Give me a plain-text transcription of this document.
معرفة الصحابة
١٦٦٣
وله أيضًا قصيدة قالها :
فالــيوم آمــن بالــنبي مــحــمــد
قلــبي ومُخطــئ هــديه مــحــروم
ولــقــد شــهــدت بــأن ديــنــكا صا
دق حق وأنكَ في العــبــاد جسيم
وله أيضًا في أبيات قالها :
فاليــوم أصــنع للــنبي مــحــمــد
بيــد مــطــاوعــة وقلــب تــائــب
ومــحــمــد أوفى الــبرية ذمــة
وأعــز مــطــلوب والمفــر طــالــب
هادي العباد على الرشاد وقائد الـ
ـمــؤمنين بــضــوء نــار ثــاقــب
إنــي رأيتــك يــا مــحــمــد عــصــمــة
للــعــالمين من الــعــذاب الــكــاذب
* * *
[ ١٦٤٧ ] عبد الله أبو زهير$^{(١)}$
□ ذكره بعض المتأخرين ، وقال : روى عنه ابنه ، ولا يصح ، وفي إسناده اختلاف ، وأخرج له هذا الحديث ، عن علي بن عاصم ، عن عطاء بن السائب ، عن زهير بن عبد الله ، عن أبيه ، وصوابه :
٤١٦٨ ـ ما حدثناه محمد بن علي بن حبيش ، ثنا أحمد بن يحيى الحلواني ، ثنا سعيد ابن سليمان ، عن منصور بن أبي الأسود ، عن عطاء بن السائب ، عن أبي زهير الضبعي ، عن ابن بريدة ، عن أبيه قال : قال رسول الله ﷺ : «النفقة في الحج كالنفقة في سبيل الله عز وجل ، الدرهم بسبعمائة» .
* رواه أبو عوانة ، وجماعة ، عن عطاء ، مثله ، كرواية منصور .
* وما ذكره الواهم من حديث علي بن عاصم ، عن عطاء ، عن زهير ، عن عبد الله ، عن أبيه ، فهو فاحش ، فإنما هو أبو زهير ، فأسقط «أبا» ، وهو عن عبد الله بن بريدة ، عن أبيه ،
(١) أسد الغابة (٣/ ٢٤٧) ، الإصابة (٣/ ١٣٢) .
━━━━━━━━━━━━━━━━━━━━━━━━━━━━━━
▶ _Stated task_
The records above should be returned exactly.

▶ _Answer to the problem_
Give me a plain-text transcription of this document.
معرفة الصحابة
١٦٦٣
وله أيضًا قصيدة قالها :
فالــيوم آمــن بالــنبي مــحــمــد
قلــبي ومُخطــئ هــديه مــحــروم
ولــقــد شــهــدت بــأن ديــنــكا صا
دق حق وأنكَ في العــبــاد جسيم
وله أيضًا في أبيات قالها :
فاليــوم أصــنع للــنبي مــحــمــد
بيــد مــطــاوعــة وقلــب تــائــب
ومــحــمــد أوفى الــبرية ذمــة
وأعــز مــطــلوب والمفــر طــالــب
هادي العباد على الرشاد وقائد الـ
ـمــؤمنين بــضــوء نــار ثــاقــب
إنــي رأيتــك يــا مــحــمــد عــصــمــة
للــعــالمين من الــعــذاب الــكــاذب
* * *
[ ١٦٤٧ ] عبد الله أبو زهير$^{(١)}$
□ ذكره بعض المتأخرين ، وقال : روى عنه ابنه ، ولا يصح ، وفي إسناده اختلاف ، وأخرج له هذا الحديث ، عن علي بن عاصم ، عن عطاء بن السائب ، عن زهير بن عبد الله ، عن أبيه ، وصوابه :
٤١٦٨ ـ ما حدثناه محمد بن علي بن حبيش ، ثنا أحمد بن يحيى الحلواني ، ثنا سعيد ابن سليمان ، عن منصور بن أبي الأسود ، عن عطاء بن السائب ، عن أبي زهير الضبعي ، عن ابن بريدة ، عن أبيه قال : قال رسول الله ﷺ : «النفقة في الحج كالنفقة في سبيل الله عز وجل ، الدرهم بسبعمائة» .
* رواه أبو عوانة ، وجماعة ، عن عطاء ، مثله ، كرواية منصور .
* وما ذكره الواهم من حديث علي بن عاصم ، عن عطاء ، عن زهير ، عن عبد الله ، عن أبيه ، فهو فاحش ، فإنما هو أبو زهير ، فأسقط «أبا» ، وهو عن عبد الله بن بريدة ، عن أبيه ،
(١) أسد الغابة (٣/ ٢٤٧) ، الإصابة (٣/ ١٣٢) .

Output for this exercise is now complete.